--- Data extract ---
[start]
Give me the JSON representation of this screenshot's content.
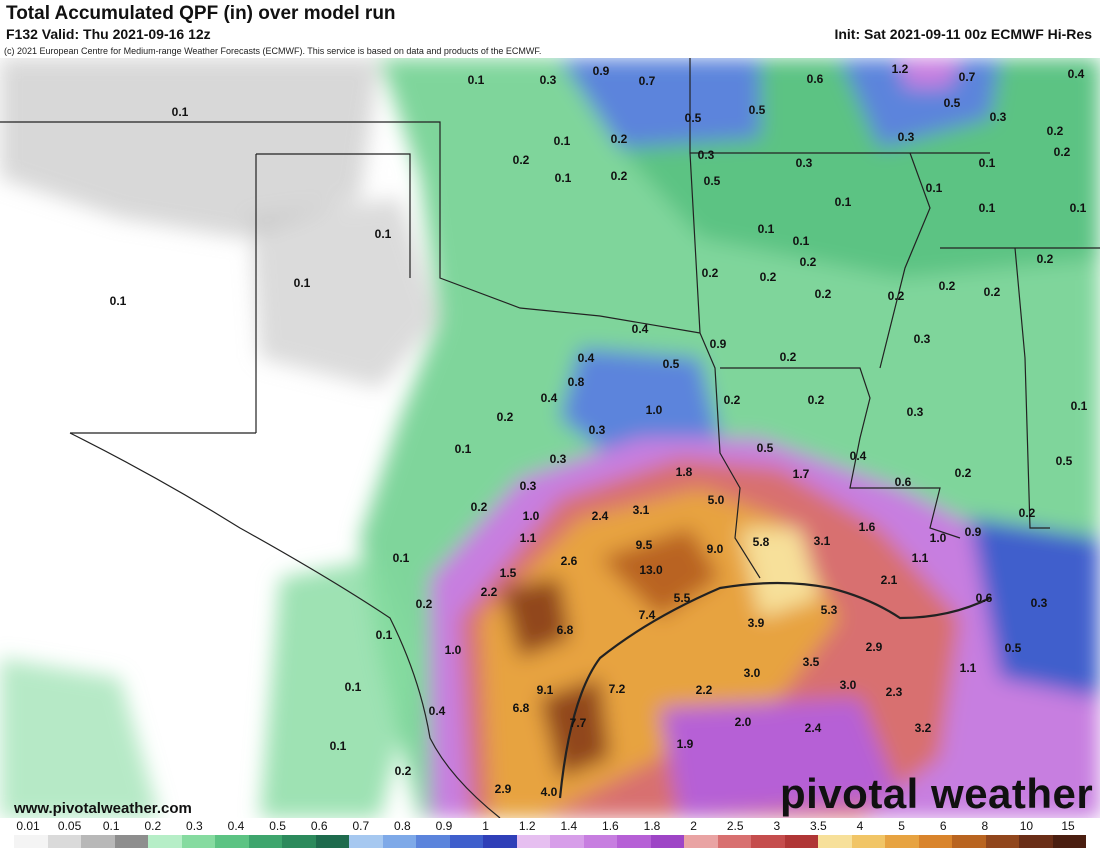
{
  "header": {
    "title": "Total Accumulated QPF (in) over model run",
    "valid": "F132 Valid: Thu 2021-09-16 12z",
    "init": "Init: Sat 2021-09-11 00z ECMWF Hi-Res",
    "copyright": "(c) 2021 European Centre for Medium-range Weather Forecasts (ECMWF). This service is based on data and products of the ECMWF."
  },
  "map_labels": [
    "0.1",
    "0.3",
    "0.9",
    "0.7",
    "0.6",
    "1.2",
    "0.7",
    "0.4",
    "0.1",
    "0.5",
    "0.5",
    "0.5",
    "0.3",
    "0.2",
    "0.1",
    "0.2",
    "0.2",
    "0.3",
    "0.3",
    "0.1",
    "0.2",
    "0.1",
    "0.2",
    "0.5",
    "0.1",
    "0.1",
    "0.1",
    "0.1",
    "0.1",
    "0.3",
    "0.2",
    "0.1",
    "0.1",
    "0.2",
    "0.2",
    "0.2",
    "0.2",
    "0.2",
    "0.2",
    "0.1",
    "0.2",
    "0.4",
    "0.9",
    "0.4",
    "0.5",
    "0.2",
    "0.3",
    "0.1",
    "0.8",
    "0.4",
    "1.0",
    "0.2",
    "0.2",
    "0.3",
    "0.3",
    "0.2",
    "0.1",
    "0.1",
    "0.3",
    "0.5",
    "0.4",
    "1.7",
    "1.8",
    "0.6",
    "0.2",
    "0.5",
    "0.3",
    "1.0",
    "2.4",
    "3.1",
    "5.0",
    "1.6",
    "0.2",
    "0.9",
    "0.2",
    "1.1",
    "2.6",
    "9.5",
    "9.0",
    "5.8",
    "3.1",
    "1.0",
    "1.1",
    "0.1",
    "1.5",
    "13.0",
    "2.1",
    "0.6",
    "0.3",
    "2.2",
    "0.2",
    "7.4",
    "5.5",
    "5.3",
    "6.8",
    "3.9",
    "0.1",
    "1.0",
    "2.9",
    "0.5",
    "3.5",
    "1.1",
    "0.1",
    "9.1",
    "7.2",
    "3.0",
    "3.0",
    "2.2",
    "2.3",
    "0.4",
    "6.8",
    "7.7",
    "2.0",
    "2.4",
    "3.2",
    "1.9",
    "0.1",
    "0.2",
    "2.9",
    "4.0"
  ],
  "footer": {
    "site": "www.pivotalweather.com",
    "brand": "pivotal weather"
  },
  "legend": {
    "ticks": [
      "0.01",
      "0.05",
      "0.1",
      "0.2",
      "0.3",
      "0.4",
      "0.5",
      "0.6",
      "0.7",
      "0.8",
      "0.9",
      "1",
      "1.2",
      "1.4",
      "1.6",
      "1.8",
      "2",
      "2.5",
      "3",
      "3.5",
      "4",
      "5",
      "6",
      "8",
      "10",
      "15"
    ],
    "colors": [
      "#f4f4f4",
      "#dadada",
      "#b8b8b8",
      "#8e8e8e",
      "#b6eec7",
      "#86dba0",
      "#5cc383",
      "#3ea56d",
      "#2c8a5c",
      "#1e6b4d",
      "#a6c8f0",
      "#7ea9e8",
      "#5b84dc",
      "#3f5fcc",
      "#2f3fb8",
      "#e6bff0",
      "#d79ee9",
      "#c77ee0",
      "#b660d6",
      "#9e45c6",
      "#e9a3a3",
      "#d87070",
      "#c54d4d",
      "#b03636",
      "#f7e09a",
      "#f1c566",
      "#e7a341",
      "#d9842c",
      "#b96420",
      "#91461c",
      "#6a2e17",
      "#4a1e10"
    ]
  }
}
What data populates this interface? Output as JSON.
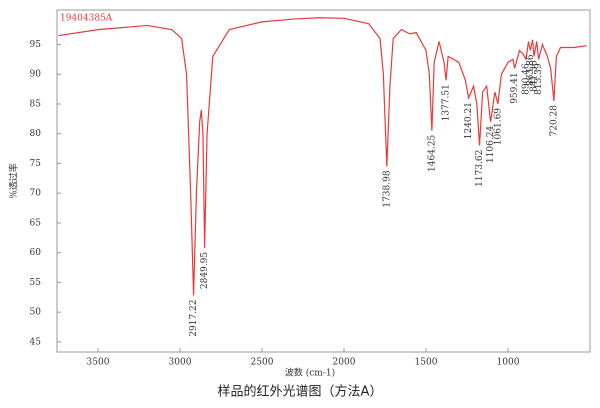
{
  "chart_data": {
    "type": "line",
    "title": "19404385A",
    "y_label": "%透过率",
    "x_label": "波数 (cm-1)",
    "caption": "样品的红外光谱图（方法A）",
    "xlim": [
      3750,
      500
    ],
    "ylim": [
      43.3,
      100.8
    ],
    "xticks": [
      3500,
      3000,
      2500,
      2000,
      1500,
      1000
    ],
    "yticks": [
      45,
      50,
      55,
      60,
      65,
      70,
      75,
      80,
      85,
      90,
      95
    ],
    "grid": false,
    "series": [
      {
        "color": "#e83a3a",
        "x": [
          3740,
          3500,
          3200,
          3050,
          2990,
          2960,
          2935,
          2917.22,
          2900,
          2880,
          2870,
          2860,
          2849.95,
          2835,
          2800,
          2700,
          2500,
          2300,
          2150,
          2000,
          1850,
          1780,
          1760,
          1738.98,
          1720,
          1700,
          1650,
          1600,
          1560,
          1500,
          1480,
          1464.25,
          1450,
          1420,
          1390,
          1377.51,
          1365,
          1300,
          1260,
          1240.21,
          1210,
          1190,
          1173.62,
          1155,
          1130,
          1106.24,
          1080,
          1061.69,
          1040,
          1000,
          970,
          959.41,
          930,
          910,
          890.46,
          875,
          863.86,
          850,
          841.36,
          825,
          813.39,
          790,
          760,
          740,
          720.28,
          705,
          680,
          600,
          520
        ],
        "values": [
          96.5,
          97.5,
          98.2,
          97.5,
          96,
          90,
          70,
          52.8,
          70,
          82,
          84,
          80,
          60.8,
          80,
          93,
          97.5,
          98.8,
          99.3,
          99.5,
          99.4,
          98.5,
          96,
          90,
          74.5,
          88,
          96,
          97.5,
          96.8,
          97,
          94,
          90,
          80.5,
          92,
          95.5,
          92,
          89,
          93,
          92,
          89,
          86,
          88,
          85,
          78,
          87,
          88,
          82,
          87,
          85,
          90,
          92,
          92.5,
          91,
          94,
          93.5,
          92.5,
          95.5,
          94,
          95.8,
          93,
          95.5,
          92.5,
          95,
          93,
          91,
          85.5,
          93,
          94.5,
          94.5,
          94.8
        ]
      }
    ],
    "annotations": [
      {
        "x": 2917.22,
        "y": 52.8
      },
      {
        "x": 2849.95,
        "y": 60.8
      },
      {
        "x": 1738.98,
        "y": 74.5
      },
      {
        "x": 1464.25,
        "y": 80.5
      },
      {
        "x": 1377.51,
        "y": 89
      },
      {
        "x": 1240.21,
        "y": 86
      },
      {
        "x": 1173.62,
        "y": 78
      },
      {
        "x": 1106.24,
        "y": 82
      },
      {
        "x": 1061.69,
        "y": 85
      },
      {
        "x": 959.41,
        "y": 91
      },
      {
        "x": 890.46,
        "y": 92.5
      },
      {
        "x": 863.86,
        "y": 94
      },
      {
        "x": 841.36,
        "y": 93
      },
      {
        "x": 813.39,
        "y": 92.5
      },
      {
        "x": 720.28,
        "y": 85.5
      }
    ]
  }
}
[end]
--- Written request ---
Omit all pictures while transcribing the entries verbatim.

--- Task response ---
Give me the JSON representation of this screenshot's content.
{
  "header": {
    "title": "Total Accumulated QPF (in) over model run",
    "valid": "F132 Valid: Thu 2021-09-16 12z",
    "init": "Init: Sat 2021-09-11 00z ECMWF Hi-Res",
    "copyright": "(c) 2021 European Centre for Medium-range Weather Forecasts (ECMWF). This service is based on data and products of the ECMWF."
  },
  "map_labels": [
    "0.1",
    "0.3",
    "0.9",
    "0.7",
    "0.6",
    "1.2",
    "0.7",
    "0.4",
    "0.1",
    "0.5",
    "0.5",
    "0.5",
    "0.3",
    "0.2",
    "0.1",
    "0.2",
    "0.2",
    "0.3",
    "0.3",
    "0.1",
    "0.2",
    "0.1",
    "0.2",
    "0.5",
    "0.1",
    "0.1",
    "0.1",
    "0.1",
    "0.1",
    "0.3",
    "0.2",
    "0.1",
    "0.1",
    "0.2",
    "0.2",
    "0.2",
    "0.2",
    "0.2",
    "0.2",
    "0.1",
    "0.2",
    "0.4",
    "0.9",
    "0.4",
    "0.5",
    "0.2",
    "0.3",
    "0.1",
    "0.8",
    "0.4",
    "1.0",
    "0.2",
    "0.2",
    "0.3",
    "0.3",
    "0.2",
    "0.1",
    "0.1",
    "0.3",
    "0.5",
    "0.4",
    "1.7",
    "1.8",
    "0.6",
    "0.2",
    "0.5",
    "0.3",
    "1.0",
    "2.4",
    "3.1",
    "5.0",
    "1.6",
    "0.2",
    "0.9",
    "0.2",
    "1.1",
    "2.6",
    "9.5",
    "9.0",
    "5.8",
    "3.1",
    "1.0",
    "1.1",
    "0.1",
    "1.5",
    "13.0",
    "2.1",
    "0.6",
    "0.3",
    "2.2",
    "0.2",
    "7.4",
    "5.5",
    "5.3",
    "6.8",
    "3.9",
    "0.1",
    "1.0",
    "2.9",
    "0.5",
    "3.5",
    "1.1",
    "0.1",
    "9.1",
    "7.2",
    "3.0",
    "3.0",
    "2.2",
    "2.3",
    "0.4",
    "6.8",
    "7.7",
    "2.0",
    "2.4",
    "3.2",
    "1.9",
    "0.1",
    "0.2",
    "2.9",
    "4.0"
  ],
  "footer": {
    "site": "www.pivotalweather.com",
    "brand": "pivotal weather"
  },
  "legend": {
    "ticks": [
      "0.01",
      "0.05",
      "0.1",
      "0.2",
      "0.3",
      "0.4",
      "0.5",
      "0.6",
      "0.7",
      "0.8",
      "0.9",
      "1",
      "1.2",
      "1.4",
      "1.6",
      "1.8",
      "2",
      "2.5",
      "3",
      "3.5",
      "4",
      "5",
      "6",
      "8",
      "10",
      "15"
    ],
    "colors": [
      "#f4f4f4",
      "#dadada",
      "#b8b8b8",
      "#8e8e8e",
      "#b6eec7",
      "#86dba0",
      "#5cc383",
      "#3ea56d",
      "#2c8a5c",
      "#1e6b4d",
      "#a6c8f0",
      "#7ea9e8",
      "#5b84dc",
      "#3f5fcc",
      "#2f3fb8",
      "#e6bff0",
      "#d79ee9",
      "#c77ee0",
      "#b660d6",
      "#9e45c6",
      "#e9a3a3",
      "#d87070",
      "#c54d4d",
      "#b03636",
      "#f7e09a",
      "#f1c566",
      "#e7a341",
      "#d9842c",
      "#b96420",
      "#91461c",
      "#6a2e17",
      "#4a1e10"
    ]
  }
}
What data populates this interface? Output as JSON.
{
  "chart_data": {
    "type": "line",
    "title": "19404385A",
    "y_label": "%透过率",
    "x_label": "波数 (cm-1)",
    "caption": "样品的红外光谱图（方法A）",
    "xlim": [
      3750,
      500
    ],
    "ylim": [
      43.3,
      100.8
    ],
    "xticks": [
      3500,
      3000,
      2500,
      2000,
      1500,
      1000
    ],
    "yticks": [
      45,
      50,
      55,
      60,
      65,
      70,
      75,
      80,
      85,
      90,
      95
    ],
    "grid": false,
    "series": [
      {
        "color": "#e83a3a",
        "x": [
          3740,
          3500,
          3200,
          3050,
          2990,
          2960,
          2935,
          2917.22,
          2900,
          2880,
          2870,
          2860,
          2849.95,
          2835,
          2800,
          2700,
          2500,
          2300,
          2150,
          2000,
          1850,
          1780,
          1760,
          1738.98,
          1720,
          1700,
          1650,
          1600,
          1560,
          1500,
          1480,
          1464.25,
          1450,
          1420,
          1390,
          1377.51,
          1365,
          1300,
          1260,
          1240.21,
          1210,
          1190,
          1173.62,
          1155,
          1130,
          1106.24,
          1080,
          1061.69,
          1040,
          1000,
          970,
          959.41,
          930,
          910,
          890.46,
          875,
          863.86,
          850,
          841.36,
          825,
          813.39,
          790,
          760,
          740,
          720.28,
          705,
          680,
          600,
          520
        ],
        "values": [
          96.5,
          97.5,
          98.2,
          97.5,
          96,
          90,
          70,
          52.8,
          70,
          82,
          84,
          80,
          60.8,
          80,
          93,
          97.5,
          98.8,
          99.3,
          99.5,
          99.4,
          98.5,
          96,
          90,
          74.5,
          88,
          96,
          97.5,
          96.8,
          97,
          94,
          90,
          80.5,
          92,
          95.5,
          92,
          89,
          93,
          92,
          89,
          86,
          88,
          85,
          78,
          87,
          88,
          82,
          87,
          85,
          90,
          92,
          92.5,
          91,
          94,
          93.5,
          92.5,
          95.5,
          94,
          95.8,
          93,
          95.5,
          92.5,
          95,
          93,
          91,
          85.5,
          93,
          94.5,
          94.5,
          94.8
        ]
      }
    ],
    "annotations": [
      {
        "x": 2917.22,
        "y": 52.8
      },
      {
        "x": 2849.95,
        "y": 60.8
      },
      {
        "x": 1738.98,
        "y": 74.5
      },
      {
        "x": 1464.25,
        "y": 80.5
      },
      {
        "x": 1377.51,
        "y": 89
      },
      {
        "x": 1240.21,
        "y": 86
      },
      {
        "x": 1173.62,
        "y": 78
      },
      {
        "x": 1106.24,
        "y": 82
      },
      {
        "x": 1061.69,
        "y": 85
      },
      {
        "x": 959.41,
        "y": 91
      },
      {
        "x": 890.46,
        "y": 92.5
      },
      {
        "x": 863.86,
        "y": 94
      },
      {
        "x": 841.36,
        "y": 93
      },
      {
        "x": 813.39,
        "y": 92.5
      },
      {
        "x": 720.28,
        "y": 85.5
      }
    ]
  }
}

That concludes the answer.